A block of data >>
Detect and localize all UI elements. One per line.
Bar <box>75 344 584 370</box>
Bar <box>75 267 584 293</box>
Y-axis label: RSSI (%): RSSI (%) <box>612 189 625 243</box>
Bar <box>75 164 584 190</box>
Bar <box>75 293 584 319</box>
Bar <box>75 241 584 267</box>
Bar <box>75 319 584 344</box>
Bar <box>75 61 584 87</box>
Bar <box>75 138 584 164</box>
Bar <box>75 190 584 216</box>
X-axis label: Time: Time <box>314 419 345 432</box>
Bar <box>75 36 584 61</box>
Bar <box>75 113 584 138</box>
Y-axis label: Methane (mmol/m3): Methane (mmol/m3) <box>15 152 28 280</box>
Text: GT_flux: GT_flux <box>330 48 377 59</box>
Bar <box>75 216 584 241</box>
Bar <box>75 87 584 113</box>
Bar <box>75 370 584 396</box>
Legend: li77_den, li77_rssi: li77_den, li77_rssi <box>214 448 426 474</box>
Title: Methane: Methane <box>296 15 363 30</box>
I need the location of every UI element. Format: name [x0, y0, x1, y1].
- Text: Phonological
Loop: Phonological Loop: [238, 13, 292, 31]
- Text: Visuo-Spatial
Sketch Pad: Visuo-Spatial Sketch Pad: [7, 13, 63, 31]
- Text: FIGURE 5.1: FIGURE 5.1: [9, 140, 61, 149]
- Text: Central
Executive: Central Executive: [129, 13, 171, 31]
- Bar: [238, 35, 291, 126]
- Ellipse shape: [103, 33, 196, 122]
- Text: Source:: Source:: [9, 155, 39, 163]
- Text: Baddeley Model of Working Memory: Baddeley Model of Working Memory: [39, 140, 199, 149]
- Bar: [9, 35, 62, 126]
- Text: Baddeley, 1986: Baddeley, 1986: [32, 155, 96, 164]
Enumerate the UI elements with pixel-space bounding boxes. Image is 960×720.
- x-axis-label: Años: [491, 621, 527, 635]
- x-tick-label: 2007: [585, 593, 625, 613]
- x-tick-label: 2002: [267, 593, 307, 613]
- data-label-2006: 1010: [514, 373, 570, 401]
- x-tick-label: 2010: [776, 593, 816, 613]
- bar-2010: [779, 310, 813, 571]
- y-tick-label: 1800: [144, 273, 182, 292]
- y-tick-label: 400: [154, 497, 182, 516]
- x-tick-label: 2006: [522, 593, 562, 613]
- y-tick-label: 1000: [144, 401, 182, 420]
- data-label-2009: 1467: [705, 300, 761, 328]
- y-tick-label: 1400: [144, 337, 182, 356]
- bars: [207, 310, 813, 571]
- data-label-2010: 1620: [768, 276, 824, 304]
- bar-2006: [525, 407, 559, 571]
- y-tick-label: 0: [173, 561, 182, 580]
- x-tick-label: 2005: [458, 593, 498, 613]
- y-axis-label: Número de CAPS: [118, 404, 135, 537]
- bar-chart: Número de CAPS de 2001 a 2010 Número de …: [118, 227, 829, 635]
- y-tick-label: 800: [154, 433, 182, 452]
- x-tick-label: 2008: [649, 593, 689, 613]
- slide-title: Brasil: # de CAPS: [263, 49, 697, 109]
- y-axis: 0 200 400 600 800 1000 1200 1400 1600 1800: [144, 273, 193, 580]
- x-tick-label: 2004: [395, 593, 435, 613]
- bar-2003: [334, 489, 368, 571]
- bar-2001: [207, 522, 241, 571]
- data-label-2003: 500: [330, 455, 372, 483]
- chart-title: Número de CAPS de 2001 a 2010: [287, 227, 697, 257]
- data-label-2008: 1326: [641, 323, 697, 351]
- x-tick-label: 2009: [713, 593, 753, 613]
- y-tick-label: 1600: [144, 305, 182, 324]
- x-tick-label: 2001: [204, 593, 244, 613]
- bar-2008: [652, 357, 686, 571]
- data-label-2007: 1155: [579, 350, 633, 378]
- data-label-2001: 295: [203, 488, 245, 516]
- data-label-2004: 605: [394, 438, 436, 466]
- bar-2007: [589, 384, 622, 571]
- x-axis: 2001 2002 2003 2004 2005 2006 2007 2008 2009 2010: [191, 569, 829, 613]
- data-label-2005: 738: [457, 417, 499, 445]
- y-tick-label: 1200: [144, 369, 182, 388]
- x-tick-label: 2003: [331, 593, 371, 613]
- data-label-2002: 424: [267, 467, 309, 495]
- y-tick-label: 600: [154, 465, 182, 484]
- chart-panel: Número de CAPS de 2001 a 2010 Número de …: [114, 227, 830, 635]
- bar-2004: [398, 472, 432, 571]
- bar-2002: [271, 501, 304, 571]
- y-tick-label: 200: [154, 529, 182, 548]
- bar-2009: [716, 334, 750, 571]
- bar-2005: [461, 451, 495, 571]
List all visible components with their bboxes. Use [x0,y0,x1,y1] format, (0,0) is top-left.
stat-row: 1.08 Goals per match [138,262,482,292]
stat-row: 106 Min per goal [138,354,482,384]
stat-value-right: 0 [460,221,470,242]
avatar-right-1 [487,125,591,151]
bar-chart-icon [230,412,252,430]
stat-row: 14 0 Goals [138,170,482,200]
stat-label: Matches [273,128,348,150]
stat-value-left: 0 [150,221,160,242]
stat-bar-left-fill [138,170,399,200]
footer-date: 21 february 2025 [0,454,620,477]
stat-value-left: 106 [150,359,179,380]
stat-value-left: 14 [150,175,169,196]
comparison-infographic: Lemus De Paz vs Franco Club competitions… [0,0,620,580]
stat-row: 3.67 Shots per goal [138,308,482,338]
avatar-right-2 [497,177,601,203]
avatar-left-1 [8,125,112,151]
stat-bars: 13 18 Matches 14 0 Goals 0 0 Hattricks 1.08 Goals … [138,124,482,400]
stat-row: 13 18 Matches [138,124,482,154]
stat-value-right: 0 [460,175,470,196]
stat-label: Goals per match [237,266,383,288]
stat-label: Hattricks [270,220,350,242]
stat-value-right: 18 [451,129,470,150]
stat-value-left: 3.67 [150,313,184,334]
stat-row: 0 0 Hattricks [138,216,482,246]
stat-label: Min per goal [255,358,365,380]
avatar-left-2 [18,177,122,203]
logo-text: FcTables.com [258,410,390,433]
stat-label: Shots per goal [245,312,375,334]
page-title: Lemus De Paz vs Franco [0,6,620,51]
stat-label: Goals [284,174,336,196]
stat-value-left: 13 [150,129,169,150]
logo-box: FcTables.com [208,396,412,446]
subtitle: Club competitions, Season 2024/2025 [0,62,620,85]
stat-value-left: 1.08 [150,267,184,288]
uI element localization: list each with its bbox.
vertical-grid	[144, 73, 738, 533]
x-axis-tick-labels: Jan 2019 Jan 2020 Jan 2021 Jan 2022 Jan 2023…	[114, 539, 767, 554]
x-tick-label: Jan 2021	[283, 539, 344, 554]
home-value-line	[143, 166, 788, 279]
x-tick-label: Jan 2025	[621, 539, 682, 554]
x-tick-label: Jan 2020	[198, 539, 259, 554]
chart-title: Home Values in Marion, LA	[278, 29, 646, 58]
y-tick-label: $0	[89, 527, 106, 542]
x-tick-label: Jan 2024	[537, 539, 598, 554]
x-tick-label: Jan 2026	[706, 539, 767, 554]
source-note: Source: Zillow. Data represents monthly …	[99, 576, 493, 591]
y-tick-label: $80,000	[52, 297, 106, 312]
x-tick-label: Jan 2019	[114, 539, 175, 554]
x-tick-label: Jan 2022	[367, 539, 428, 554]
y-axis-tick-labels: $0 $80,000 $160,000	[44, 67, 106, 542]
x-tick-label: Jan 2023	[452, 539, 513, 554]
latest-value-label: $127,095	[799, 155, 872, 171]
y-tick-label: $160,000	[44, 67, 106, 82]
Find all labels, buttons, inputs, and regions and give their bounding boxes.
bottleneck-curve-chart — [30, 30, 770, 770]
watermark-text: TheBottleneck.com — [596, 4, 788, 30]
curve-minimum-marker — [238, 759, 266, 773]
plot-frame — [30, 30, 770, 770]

What you have to do >>
Can you retype the stretch of the listing from its first line through the line containing "- x-axis-label: Años: [491, 621, 527, 635]", keeping every character unchanged?

Result for this task >>
Detect and localize all UI elements. One per line.
Bar <box>75 344 584 370</box>
Bar <box>75 267 584 293</box>
Y-axis label: RSSI (%): RSSI (%) <box>612 189 625 243</box>
Bar <box>75 164 584 190</box>
Bar <box>75 293 584 319</box>
Bar <box>75 241 584 267</box>
Bar <box>75 319 584 344</box>
Bar <box>75 61 584 87</box>
Bar <box>75 138 584 164</box>
Bar <box>75 190 584 216</box>
X-axis label: Time: Time <box>314 419 345 432</box>
Bar <box>75 36 584 61</box>
Bar <box>75 113 584 138</box>
Y-axis label: Methane (mmol/m3): Methane (mmol/m3) <box>15 152 28 280</box>
Text: GT_flux: GT_flux <box>330 48 377 59</box>
Bar <box>75 216 584 241</box>
Bar <box>75 87 584 113</box>
Bar <box>75 370 584 396</box>
Legend: li77_den, li77_rssi: li77_den, li77_rssi <box>214 448 426 474</box>
Title: Methane: Methane <box>296 15 363 30</box>
I need the location of every UI element. Format: name [x0, y0, x1, y1].
- Text: Phonological
Loop: Phonological Loop: [238, 13, 292, 31]
- Text: Visuo-Spatial
Sketch Pad: Visuo-Spatial Sketch Pad: [7, 13, 63, 31]
- Text: FIGURE 5.1: FIGURE 5.1: [9, 140, 61, 149]
- Text: Central
Executive: Central Executive: [129, 13, 171, 31]
- Bar: [238, 35, 291, 126]
- Ellipse shape: [103, 33, 196, 122]
- Text: Source:: Source:: [9, 155, 39, 163]
- Text: Baddeley Model of Working Memory: Baddeley Model of Working Memory: [39, 140, 199, 149]
- Bar: [9, 35, 62, 126]
- Text: Baddeley, 1986: Baddeley, 1986: [32, 155, 96, 164]
Enumerate the UI elements with pixel-space bounding boxes. Image is 960×720.
- x-axis-label: Años: [491, 621, 527, 635]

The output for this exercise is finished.